→ Brief
Without the images, write out all of the following entries exactly.

→ Entries
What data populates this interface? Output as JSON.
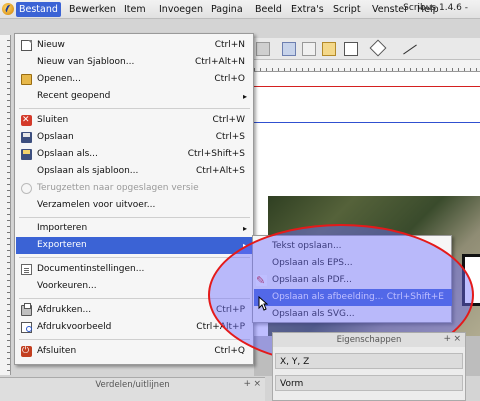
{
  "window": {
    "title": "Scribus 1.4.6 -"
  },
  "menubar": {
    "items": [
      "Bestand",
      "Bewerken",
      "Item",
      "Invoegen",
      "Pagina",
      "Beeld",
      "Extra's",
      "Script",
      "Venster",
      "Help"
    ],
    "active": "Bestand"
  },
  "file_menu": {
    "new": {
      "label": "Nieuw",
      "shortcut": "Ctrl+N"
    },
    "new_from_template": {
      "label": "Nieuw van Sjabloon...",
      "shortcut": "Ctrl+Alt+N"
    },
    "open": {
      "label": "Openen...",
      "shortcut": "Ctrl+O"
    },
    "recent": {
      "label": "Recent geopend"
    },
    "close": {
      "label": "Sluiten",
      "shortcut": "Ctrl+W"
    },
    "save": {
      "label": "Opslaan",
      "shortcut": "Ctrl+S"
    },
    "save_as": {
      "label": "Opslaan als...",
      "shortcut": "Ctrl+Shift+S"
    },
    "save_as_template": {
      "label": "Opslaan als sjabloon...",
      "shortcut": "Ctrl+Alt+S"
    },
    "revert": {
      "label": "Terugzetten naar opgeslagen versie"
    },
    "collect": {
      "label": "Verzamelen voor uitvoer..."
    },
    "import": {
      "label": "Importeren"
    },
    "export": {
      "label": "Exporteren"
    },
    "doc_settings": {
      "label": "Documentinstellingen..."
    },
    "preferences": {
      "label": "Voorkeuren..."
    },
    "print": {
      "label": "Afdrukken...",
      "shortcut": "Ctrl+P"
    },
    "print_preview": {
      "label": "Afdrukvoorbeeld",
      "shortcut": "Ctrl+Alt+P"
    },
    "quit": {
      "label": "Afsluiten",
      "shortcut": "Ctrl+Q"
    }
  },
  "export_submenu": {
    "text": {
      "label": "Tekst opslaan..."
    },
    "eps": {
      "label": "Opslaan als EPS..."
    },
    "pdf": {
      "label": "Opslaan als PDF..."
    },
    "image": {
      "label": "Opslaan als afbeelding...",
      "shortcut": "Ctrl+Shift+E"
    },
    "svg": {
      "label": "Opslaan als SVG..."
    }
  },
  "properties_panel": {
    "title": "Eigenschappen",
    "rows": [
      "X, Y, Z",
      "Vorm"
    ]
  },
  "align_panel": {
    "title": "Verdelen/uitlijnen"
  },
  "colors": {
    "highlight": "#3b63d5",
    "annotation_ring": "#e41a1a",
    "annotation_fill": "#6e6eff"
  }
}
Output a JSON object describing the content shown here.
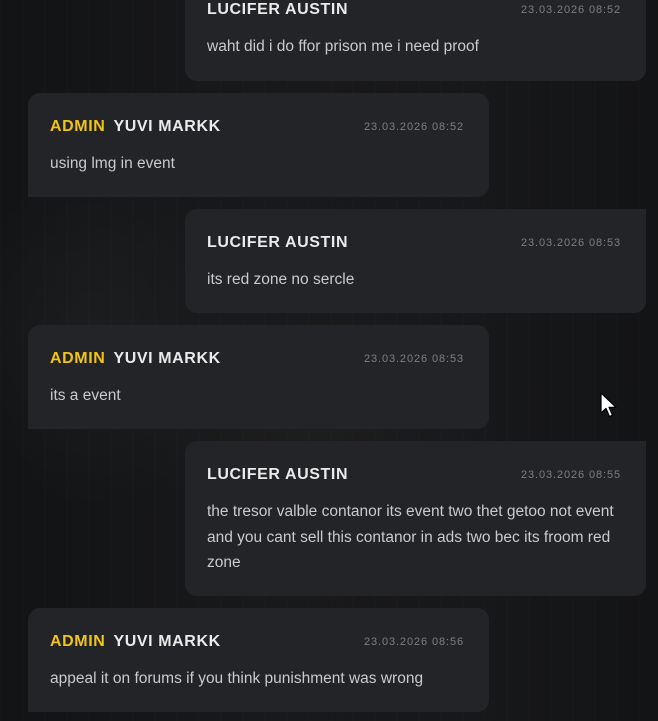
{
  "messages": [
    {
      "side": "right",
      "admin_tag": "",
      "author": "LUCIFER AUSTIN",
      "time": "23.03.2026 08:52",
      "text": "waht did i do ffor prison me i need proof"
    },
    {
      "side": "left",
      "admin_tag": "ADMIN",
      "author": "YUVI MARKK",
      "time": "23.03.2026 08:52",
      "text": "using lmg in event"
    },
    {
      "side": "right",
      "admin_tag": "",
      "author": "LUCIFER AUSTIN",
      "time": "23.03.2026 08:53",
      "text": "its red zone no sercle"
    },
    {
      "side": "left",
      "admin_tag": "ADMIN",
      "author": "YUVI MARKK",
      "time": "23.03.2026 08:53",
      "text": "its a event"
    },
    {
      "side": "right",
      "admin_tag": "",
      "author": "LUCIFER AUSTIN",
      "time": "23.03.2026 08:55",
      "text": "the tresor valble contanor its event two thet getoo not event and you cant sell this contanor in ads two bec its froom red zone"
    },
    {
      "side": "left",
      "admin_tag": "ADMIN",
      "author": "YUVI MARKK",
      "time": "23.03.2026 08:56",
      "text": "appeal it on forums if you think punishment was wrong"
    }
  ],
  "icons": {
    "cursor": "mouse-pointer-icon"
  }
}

→ Response below
What data populates this interface? Output as JSON.
{
  "window": {
    "title": "Scribus 1.4.6 -"
  },
  "menubar": {
    "items": [
      "Bestand",
      "Bewerken",
      "Item",
      "Invoegen",
      "Pagina",
      "Beeld",
      "Extra's",
      "Script",
      "Venster",
      "Help"
    ],
    "active": "Bestand"
  },
  "file_menu": {
    "new": {
      "label": "Nieuw",
      "shortcut": "Ctrl+N"
    },
    "new_from_template": {
      "label": "Nieuw van Sjabloon...",
      "shortcut": "Ctrl+Alt+N"
    },
    "open": {
      "label": "Openen...",
      "shortcut": "Ctrl+O"
    },
    "recent": {
      "label": "Recent geopend"
    },
    "close": {
      "label": "Sluiten",
      "shortcut": "Ctrl+W"
    },
    "save": {
      "label": "Opslaan",
      "shortcut": "Ctrl+S"
    },
    "save_as": {
      "label": "Opslaan als...",
      "shortcut": "Ctrl+Shift+S"
    },
    "save_as_template": {
      "label": "Opslaan als sjabloon...",
      "shortcut": "Ctrl+Alt+S"
    },
    "revert": {
      "label": "Terugzetten naar opgeslagen versie"
    },
    "collect": {
      "label": "Verzamelen voor uitvoer..."
    },
    "import": {
      "label": "Importeren"
    },
    "export": {
      "label": "Exporteren"
    },
    "doc_settings": {
      "label": "Documentinstellingen..."
    },
    "preferences": {
      "label": "Voorkeuren..."
    },
    "print": {
      "label": "Afdrukken...",
      "shortcut": "Ctrl+P"
    },
    "print_preview": {
      "label": "Afdrukvoorbeeld",
      "shortcut": "Ctrl+Alt+P"
    },
    "quit": {
      "label": "Afsluiten",
      "shortcut": "Ctrl+Q"
    }
  },
  "export_submenu": {
    "text": {
      "label": "Tekst opslaan..."
    },
    "eps": {
      "label": "Opslaan als EPS..."
    },
    "pdf": {
      "label": "Opslaan als PDF..."
    },
    "image": {
      "label": "Opslaan als afbeelding...",
      "shortcut": "Ctrl+Shift+E"
    },
    "svg": {
      "label": "Opslaan als SVG..."
    }
  },
  "properties_panel": {
    "title": "Eigenschappen",
    "rows": [
      "X, Y, Z",
      "Vorm"
    ]
  },
  "align_panel": {
    "title": "Verdelen/uitlijnen"
  },
  "colors": {
    "highlight": "#3b63d5",
    "annotation_ring": "#e41a1a",
    "annotation_fill": "#6e6eff"
  }
}
Output a JSON object describing the content shown here.
{
  "messages": [
    {
      "side": "right",
      "admin_tag": "",
      "author": "LUCIFER AUSTIN",
      "time": "23.03.2026 08:52",
      "text": "waht did i do ffor prison me i need proof"
    },
    {
      "side": "left",
      "admin_tag": "ADMIN",
      "author": "YUVI MARKK",
      "time": "23.03.2026 08:52",
      "text": "using lmg in event"
    },
    {
      "side": "right",
      "admin_tag": "",
      "author": "LUCIFER AUSTIN",
      "time": "23.03.2026 08:53",
      "text": "its red zone no sercle"
    },
    {
      "side": "left",
      "admin_tag": "ADMIN",
      "author": "YUVI MARKK",
      "time": "23.03.2026 08:53",
      "text": "its a event"
    },
    {
      "side": "right",
      "admin_tag": "",
      "author": "LUCIFER AUSTIN",
      "time": "23.03.2026 08:55",
      "text": "the tresor valble contanor its event two thet getoo not event and you cant sell this contanor in ads two bec its froom red zone"
    },
    {
      "side": "left",
      "admin_tag": "ADMIN",
      "author": "YUVI MARKK",
      "time": "23.03.2026 08:56",
      "text": "appeal it on forums if you think punishment was wrong"
    }
  ],
  "icons": {
    "cursor": "mouse-pointer-icon"
  }
}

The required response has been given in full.